◆ WHAT YOU ARE ASKED TO DO
Copy each line of the listing below exactly.
---------- GIVEN DATA
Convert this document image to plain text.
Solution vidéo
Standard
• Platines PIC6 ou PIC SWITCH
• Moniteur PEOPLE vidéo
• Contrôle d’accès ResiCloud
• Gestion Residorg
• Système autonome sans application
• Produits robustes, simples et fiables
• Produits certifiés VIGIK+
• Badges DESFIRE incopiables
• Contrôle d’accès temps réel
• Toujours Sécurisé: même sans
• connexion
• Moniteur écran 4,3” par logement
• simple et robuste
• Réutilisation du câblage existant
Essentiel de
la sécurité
--------------------
◆ RESPONSE BELOW
Convert this document image to plain text.
Solution vidéo
Standard
• Platines PIC6 ou PIC SWITCH
• Moniteur PEOPLE vidéo
• Contrôle d’accès ResiCloud
• Gestion Residorg
• Système autonome sans application
• Produits robustes, simples et fiables
• Produits certifiés VIGIK+
• Badges DESFIRE incopiables
• Contrôle d’accès temps réel
• Toujours Sécurisé: même sans
• connexion
• Moniteur écran 4,3” par logement
• simple et robuste
• Réutilisation du câblage existant
Essentiel de
la sécurité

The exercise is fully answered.